Make an exact copy of all the entries below, with the pictures left out.

# Given records start

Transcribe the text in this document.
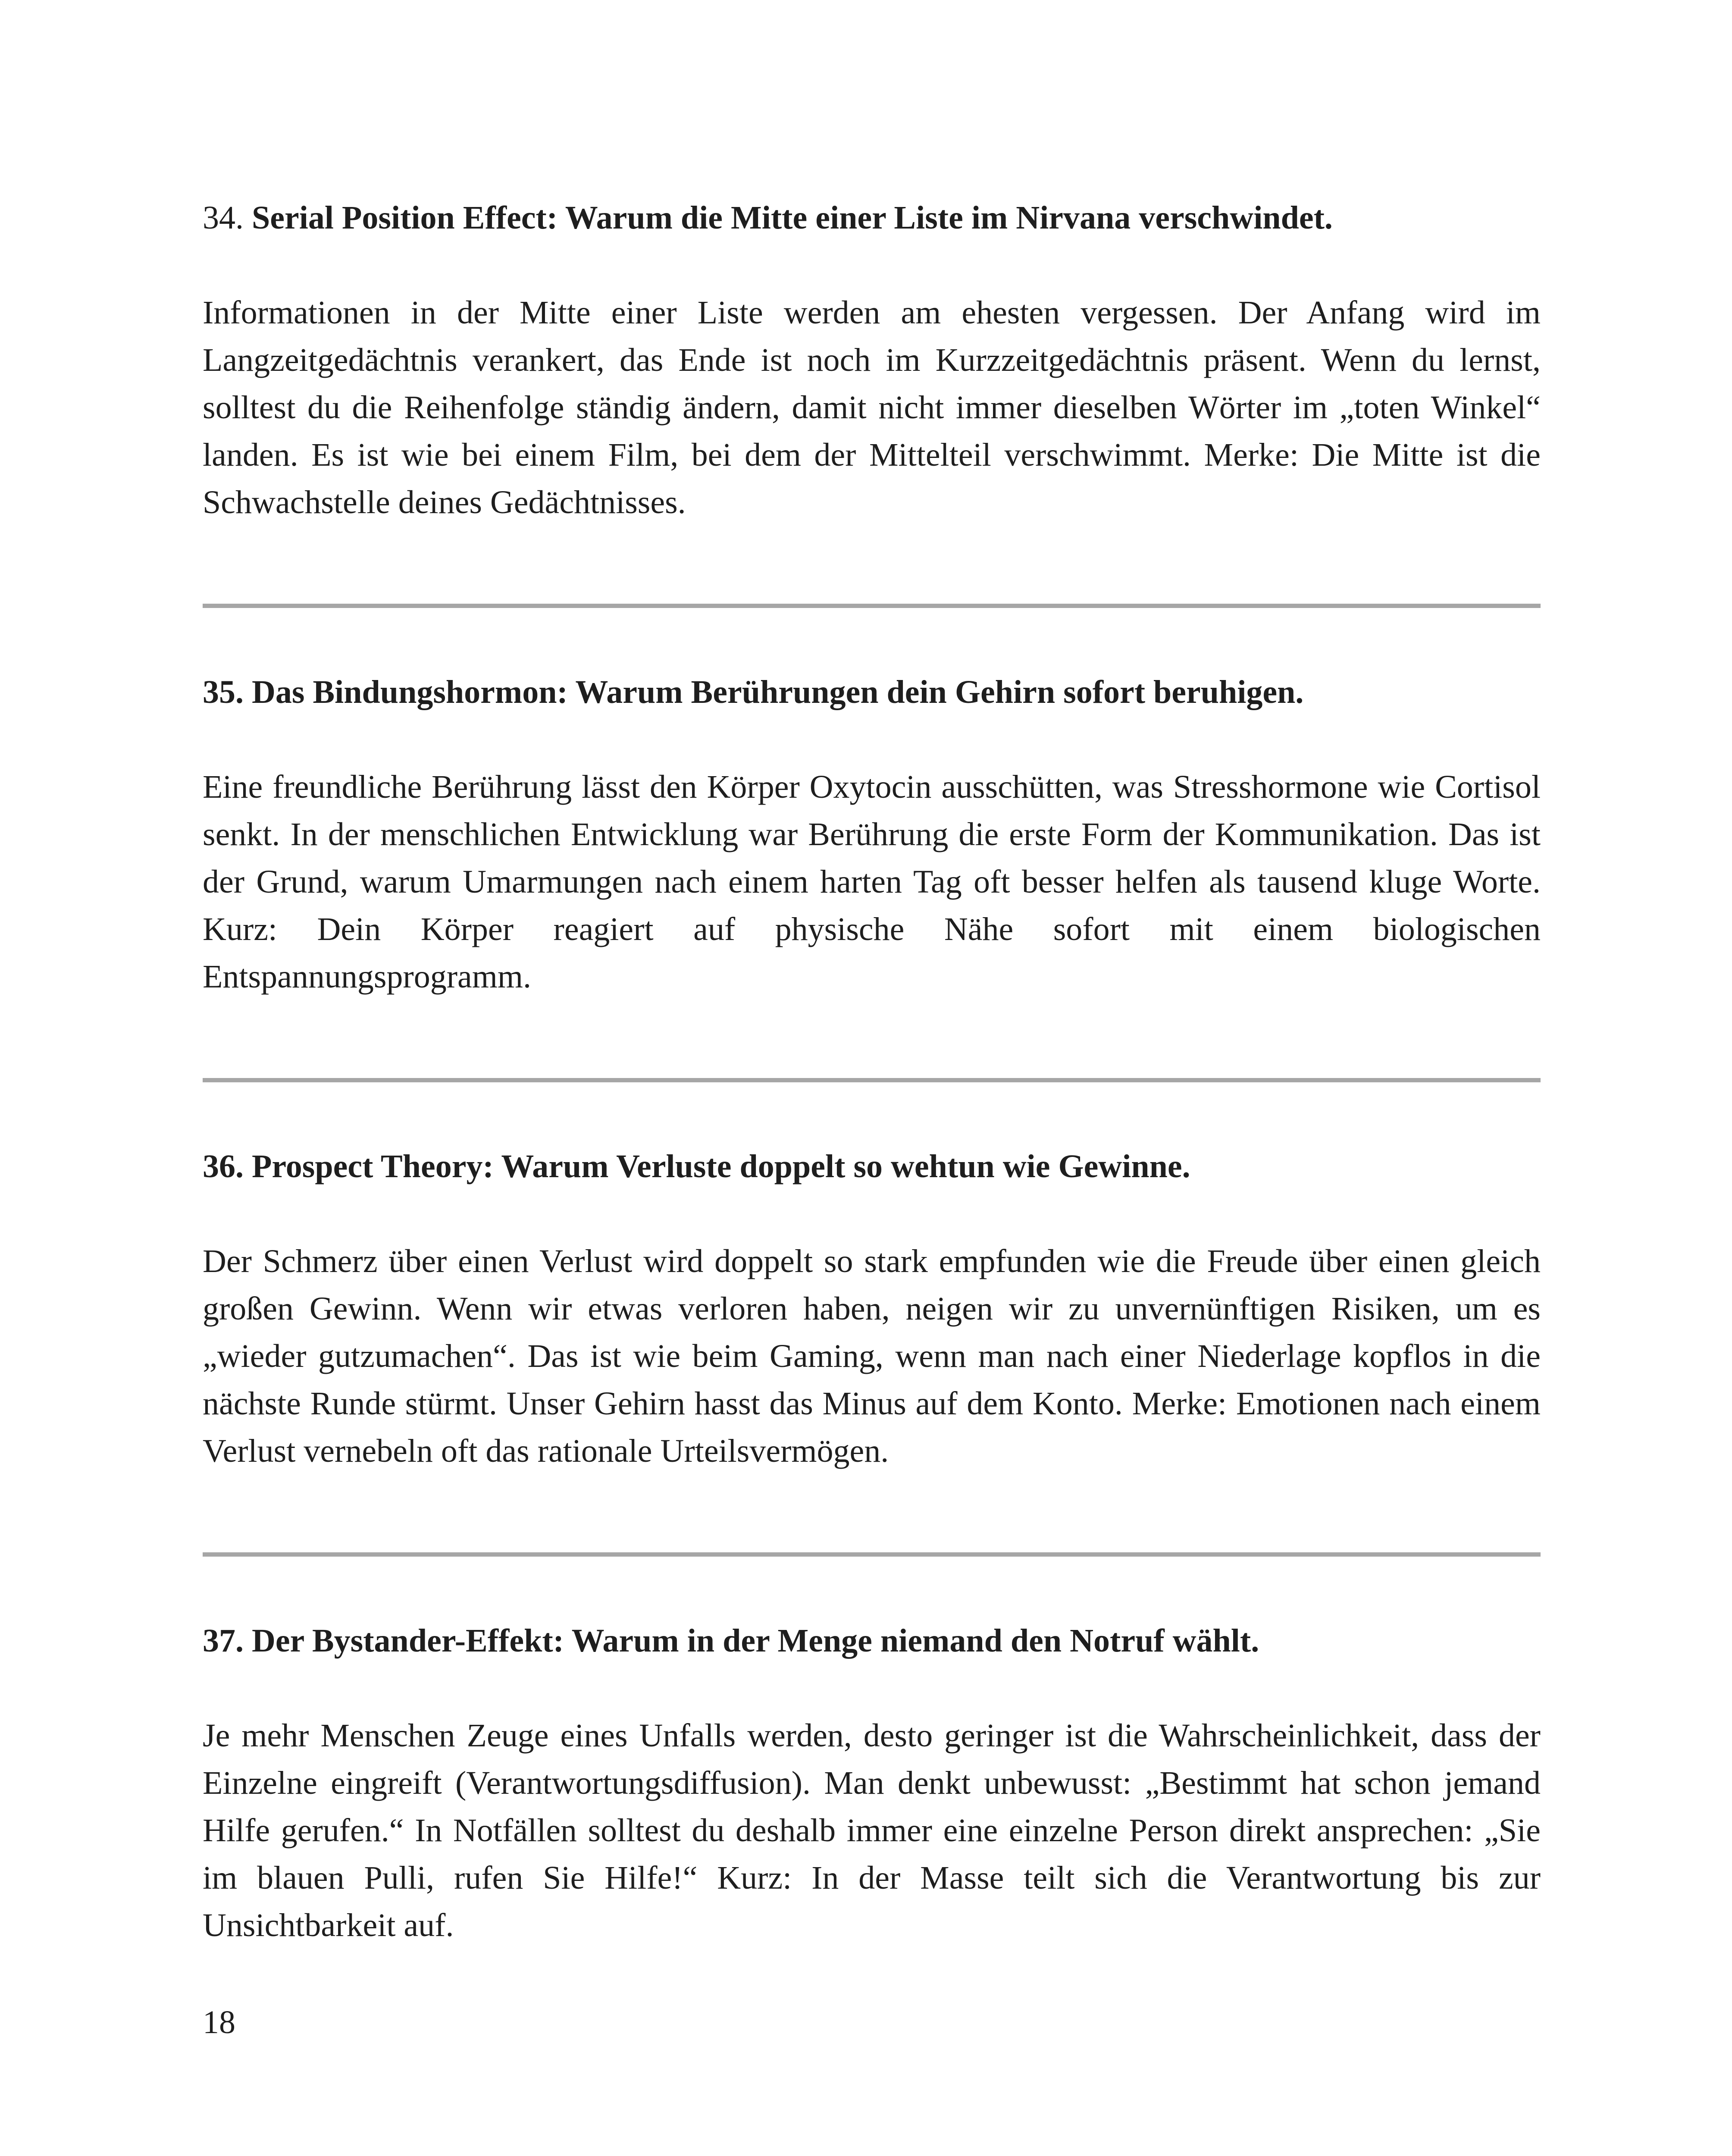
34. Serial Position Effect: Warum die Mitte einer Liste im Nirvana verschwindet.

Informationen in der Mitte einer Liste werden am ehesten vergessen. Der Anfang wird im Langzeitgedächtnis verankert, das Ende ist noch im Kurzzeitgedächtnis präsent. Wenn du lernst, solltest du die Reihenfolge ständig ändern, damit nicht immer dieselben Wörter im „toten Winkel“ landen. Es ist wie bei einem Film, bei dem der Mittelteil verschwimmt. Merke: Die Mitte ist die Schwachstelle deines Gedächtnisses.

35. Das Bindungshormon: Warum Berührungen dein Gehirn sofort beruhigen.

Eine freundliche Berührung lässt den Körper Oxytocin ausschütten, was Stresshormone wie Cortisol senkt. In der menschlichen Entwicklung war Berührung die erste Form der Kommunikation. Das ist der Grund, warum Umarmungen nach einem harten Tag oft besser helfen als tausend kluge Worte. Kurz: Dein Körper reagiert auf physische Nähe sofort mit einem biologischen Entspannungsprogramm.

36. Prospect Theory: Warum Verluste doppelt so wehtun wie Gewinne.

Der Schmerz über einen Verlust wird doppelt so stark empfunden wie die Freude über einen gleich großen Gewinn. Wenn wir etwas verloren haben, neigen wir zu unvernünftigen Risiken, um es „wieder gutzumachen“. Das ist wie beim Gaming, wenn man nach einer Niederlage kopflos in die nächste Runde stürmt. Unser Gehirn hasst das Minus auf dem Konto. Merke: Emotionen nach einem Verlust vernebeln oft das rationale Urteilsvermögen.

37. Der Bystander-Effekt: Warum in der Menge niemand den Notruf wählt.

Je mehr Menschen Zeuge eines Unfalls werden, desto geringer ist die Wahrscheinlichkeit, dass der Einzelne eingreift (Verantwortungsdiffusion). Man denkt unbewusst: „Bestimmt hat schon jemand Hilfe gerufen.“ In Notfällen solltest du deshalb immer eine einzelne Person direkt ansprechen: „Sie im blauen Pulli, rufen Sie Hilfe!“ Kurz: In der Masse teilt sich die Verantwortung bis zur Unsichtbarkeit auf.

18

# Given records end

▶ [Correct response]:
Transcribe the text in this document.
34. Serial Position Effect: Warum die Mitte einer Liste im Nirvana verschwindet.

Informationen in der Mitte einer Liste werden am ehesten vergessen. Der Anfang wird im Langzeitgedächtnis verankert, das Ende ist noch im Kurzzeitgedächtnis präsent. Wenn du lernst, solltest du die Reihenfolge ständig ändern, damit nicht immer dieselben Wörter im „toten Winkel“ landen. Es ist wie bei einem Film, bei dem der Mittelteil verschwimmt. Merke: Die Mitte ist die Schwachstelle deines Gedächtnisses.

35. Das Bindungshormon: Warum Berührungen dein Gehirn sofort beruhigen.

Eine freundliche Berührung lässt den Körper Oxytocin ausschütten, was Stresshormone wie Cortisol senkt. In der menschlichen Entwicklung war Berührung die erste Form der Kommunikation. Das ist der Grund, warum Umarmungen nach einem harten Tag oft besser helfen als tausend kluge Worte. Kurz: Dein Körper reagiert auf physische Nähe sofort mit einem biologischen Entspannungsprogramm.

36. Prospect Theory: Warum Verluste doppelt so wehtun wie Gewinne.

Der Schmerz über einen Verlust wird doppelt so stark empfunden wie die Freude über einen gleich großen Gewinn. Wenn wir etwas verloren haben, neigen wir zu unvernünftigen Risiken, um es „wieder gutzumachen“. Das ist wie beim Gaming, wenn man nach einer Niederlage kopflos in die nächste Runde stürmt. Unser Gehirn hasst das Minus auf dem Konto. Merke: Emotionen nach einem Verlust vernebeln oft das rationale Urteilsvermögen.

37. Der Bystander-Effekt: Warum in der Menge niemand den Notruf wählt.

Je mehr Menschen Zeuge eines Unfalls werden, desto geringer ist die Wahrscheinlichkeit, dass der Einzelne eingreift (Verantwortungsdiffusion). Man denkt unbewusst: „Bestimmt hat schon jemand Hilfe gerufen.“ In Notfällen solltest du deshalb immer eine einzelne Person direkt ansprechen: „Sie im blauen Pulli, rufen Sie Hilfe!“ Kurz: In der Masse teilt sich die Verantwortung bis zur Unsichtbarkeit auf.

18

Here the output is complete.